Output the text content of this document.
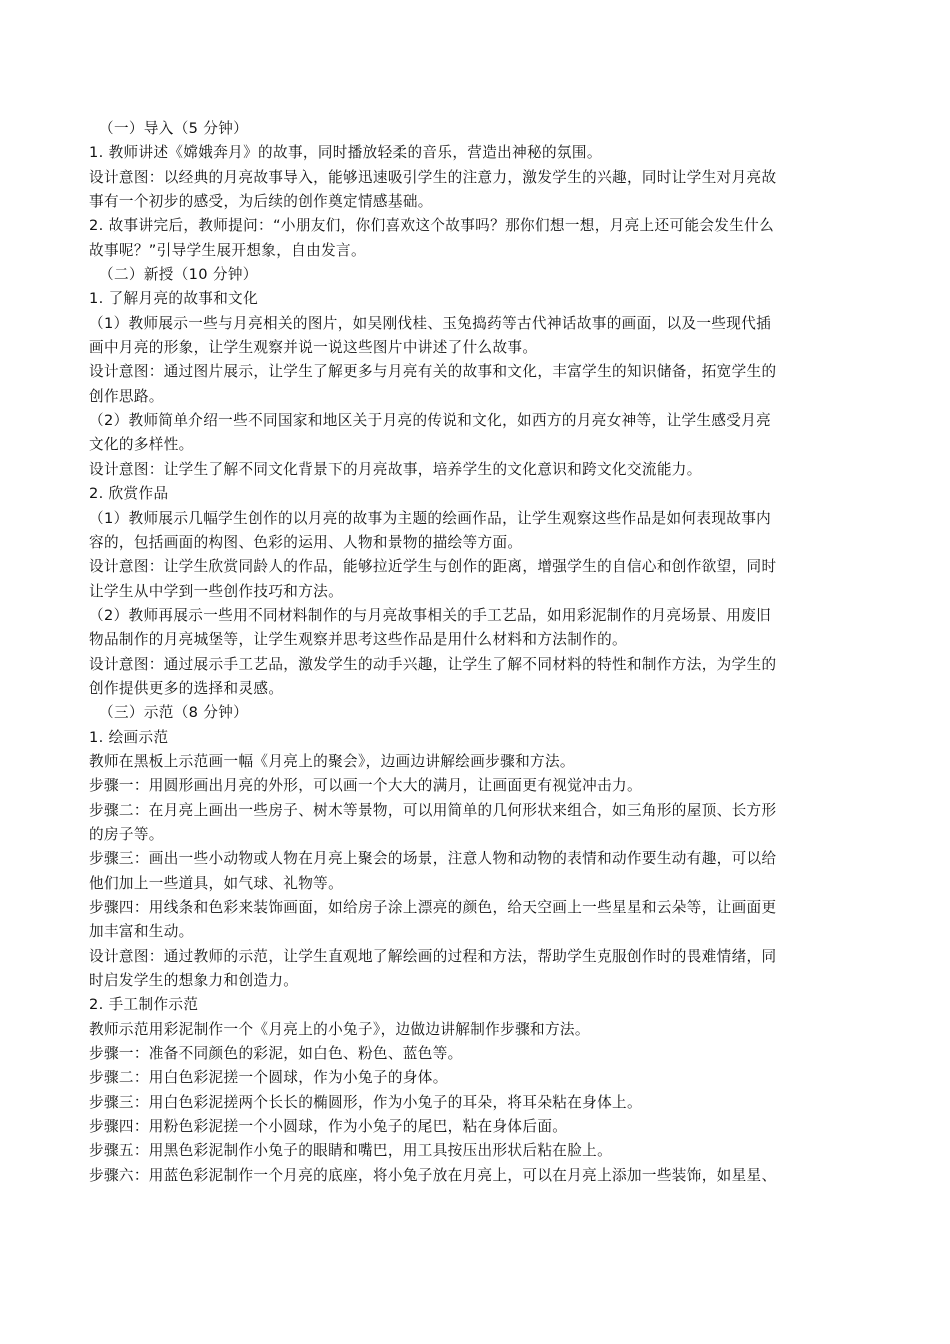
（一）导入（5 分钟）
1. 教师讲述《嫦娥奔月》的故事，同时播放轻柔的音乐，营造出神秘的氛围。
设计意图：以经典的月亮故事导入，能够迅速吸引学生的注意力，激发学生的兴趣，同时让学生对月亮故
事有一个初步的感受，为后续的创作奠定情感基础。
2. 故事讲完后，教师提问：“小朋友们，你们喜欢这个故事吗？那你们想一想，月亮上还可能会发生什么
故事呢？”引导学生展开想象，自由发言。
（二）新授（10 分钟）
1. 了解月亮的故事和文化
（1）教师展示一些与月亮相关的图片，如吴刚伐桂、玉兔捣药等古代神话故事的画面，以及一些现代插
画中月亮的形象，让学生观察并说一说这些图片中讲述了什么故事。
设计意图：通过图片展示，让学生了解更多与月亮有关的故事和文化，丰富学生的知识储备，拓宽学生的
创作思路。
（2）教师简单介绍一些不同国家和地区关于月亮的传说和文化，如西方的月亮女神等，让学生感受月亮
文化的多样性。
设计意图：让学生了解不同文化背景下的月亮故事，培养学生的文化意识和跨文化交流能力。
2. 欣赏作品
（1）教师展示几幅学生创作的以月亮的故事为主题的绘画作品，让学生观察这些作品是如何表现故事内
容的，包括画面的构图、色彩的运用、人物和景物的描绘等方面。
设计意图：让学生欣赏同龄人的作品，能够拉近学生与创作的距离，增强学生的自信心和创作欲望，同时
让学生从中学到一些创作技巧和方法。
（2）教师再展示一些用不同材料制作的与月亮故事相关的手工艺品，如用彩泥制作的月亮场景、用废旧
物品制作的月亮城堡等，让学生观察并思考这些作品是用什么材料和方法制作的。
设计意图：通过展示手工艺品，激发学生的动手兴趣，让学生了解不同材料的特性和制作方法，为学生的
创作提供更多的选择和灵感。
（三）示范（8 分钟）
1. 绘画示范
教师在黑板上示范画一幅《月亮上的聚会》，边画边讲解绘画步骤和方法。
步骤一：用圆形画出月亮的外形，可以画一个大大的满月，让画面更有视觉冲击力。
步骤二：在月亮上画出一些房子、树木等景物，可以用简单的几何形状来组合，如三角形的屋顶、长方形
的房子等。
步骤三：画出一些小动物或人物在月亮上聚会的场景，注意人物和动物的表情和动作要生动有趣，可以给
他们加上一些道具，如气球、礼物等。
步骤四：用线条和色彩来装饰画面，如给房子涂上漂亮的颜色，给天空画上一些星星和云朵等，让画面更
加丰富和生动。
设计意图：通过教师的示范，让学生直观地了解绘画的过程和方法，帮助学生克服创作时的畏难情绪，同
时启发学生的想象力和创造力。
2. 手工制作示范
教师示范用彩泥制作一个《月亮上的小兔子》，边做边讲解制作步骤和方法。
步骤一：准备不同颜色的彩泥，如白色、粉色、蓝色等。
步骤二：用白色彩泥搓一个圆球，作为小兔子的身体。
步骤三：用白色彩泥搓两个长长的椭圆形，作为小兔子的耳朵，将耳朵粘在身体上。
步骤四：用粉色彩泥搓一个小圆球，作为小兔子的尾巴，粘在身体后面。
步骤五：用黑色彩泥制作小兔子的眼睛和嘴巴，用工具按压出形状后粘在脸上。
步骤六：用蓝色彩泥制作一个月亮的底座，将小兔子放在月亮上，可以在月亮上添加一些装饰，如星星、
● ● ● ●
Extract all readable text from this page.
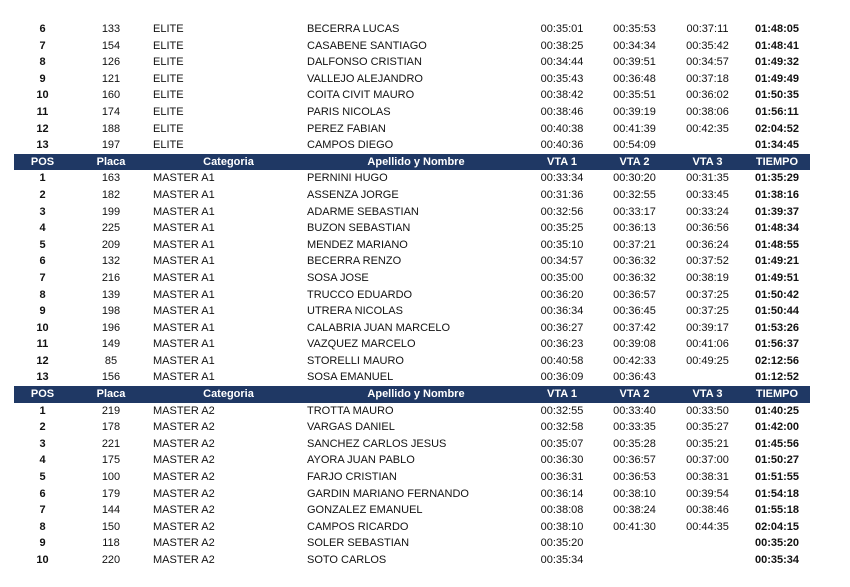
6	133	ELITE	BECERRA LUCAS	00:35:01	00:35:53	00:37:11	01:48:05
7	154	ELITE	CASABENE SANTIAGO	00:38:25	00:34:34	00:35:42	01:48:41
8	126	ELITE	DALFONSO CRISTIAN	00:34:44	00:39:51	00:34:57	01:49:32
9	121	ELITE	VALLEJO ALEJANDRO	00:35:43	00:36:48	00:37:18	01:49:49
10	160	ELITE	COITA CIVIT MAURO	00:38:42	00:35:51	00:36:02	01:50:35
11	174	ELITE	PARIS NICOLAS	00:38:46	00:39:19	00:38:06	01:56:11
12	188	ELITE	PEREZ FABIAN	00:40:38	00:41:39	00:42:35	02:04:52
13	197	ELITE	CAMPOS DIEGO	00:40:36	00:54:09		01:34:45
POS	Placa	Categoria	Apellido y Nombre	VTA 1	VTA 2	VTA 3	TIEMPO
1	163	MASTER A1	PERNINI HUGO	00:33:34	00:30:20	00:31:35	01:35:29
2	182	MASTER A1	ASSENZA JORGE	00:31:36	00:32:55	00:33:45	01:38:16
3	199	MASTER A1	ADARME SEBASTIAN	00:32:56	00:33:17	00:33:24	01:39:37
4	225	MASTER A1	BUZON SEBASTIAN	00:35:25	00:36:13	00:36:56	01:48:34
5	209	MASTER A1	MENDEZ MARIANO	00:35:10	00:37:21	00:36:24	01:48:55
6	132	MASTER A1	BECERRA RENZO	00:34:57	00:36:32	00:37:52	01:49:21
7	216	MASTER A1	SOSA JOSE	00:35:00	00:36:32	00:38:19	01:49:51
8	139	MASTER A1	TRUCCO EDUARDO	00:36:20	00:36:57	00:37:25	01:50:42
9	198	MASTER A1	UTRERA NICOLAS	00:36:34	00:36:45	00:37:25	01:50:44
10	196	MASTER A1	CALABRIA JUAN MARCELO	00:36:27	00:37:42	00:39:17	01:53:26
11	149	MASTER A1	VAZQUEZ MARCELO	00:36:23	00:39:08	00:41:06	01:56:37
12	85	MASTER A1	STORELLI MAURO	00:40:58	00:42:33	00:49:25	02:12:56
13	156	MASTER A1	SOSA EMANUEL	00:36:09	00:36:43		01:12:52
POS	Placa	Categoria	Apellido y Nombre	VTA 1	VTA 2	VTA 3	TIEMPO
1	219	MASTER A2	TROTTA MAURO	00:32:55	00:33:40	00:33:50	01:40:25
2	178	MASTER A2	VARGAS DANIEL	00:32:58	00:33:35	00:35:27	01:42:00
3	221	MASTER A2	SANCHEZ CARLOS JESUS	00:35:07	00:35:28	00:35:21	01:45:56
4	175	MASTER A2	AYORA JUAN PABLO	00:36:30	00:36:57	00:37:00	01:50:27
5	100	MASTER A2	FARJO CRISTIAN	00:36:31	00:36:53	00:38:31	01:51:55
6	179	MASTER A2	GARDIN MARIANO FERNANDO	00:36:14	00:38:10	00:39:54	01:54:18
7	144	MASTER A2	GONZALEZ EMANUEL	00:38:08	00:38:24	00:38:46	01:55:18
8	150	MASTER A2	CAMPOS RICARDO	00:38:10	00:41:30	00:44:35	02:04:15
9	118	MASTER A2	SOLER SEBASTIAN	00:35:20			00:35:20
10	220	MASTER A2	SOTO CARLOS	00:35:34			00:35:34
● ● ● ●
• What to do: From the data above, copy out every line with the string "设计意图" in it.

• Finished task:
设计意图：以经典的月亮故事导入，能够迅速吸引学生的注意力，激发学生的兴趣，同时让学生对月亮故
设计意图：通过图片展示，让学生了解更多与月亮有关的故事和文化，丰富学生的知识储备，拓宽学生的
设计意图：让学生了解不同文化背景下的月亮故事，培养学生的文化意识和跨文化交流能力。
设计意图：让学生欣赏同龄人的作品，能够拉近学生与创作的距离，增强学生的自信心和创作欲望，同时
设计意图：通过展示手工艺品，激发学生的动手兴趣，让学生了解不同材料的特性和制作方法，为学生的
设计意图：通过教师的示范，让学生直观地了解绘画的过程和方法，帮助学生克服创作时的畏难情绪，同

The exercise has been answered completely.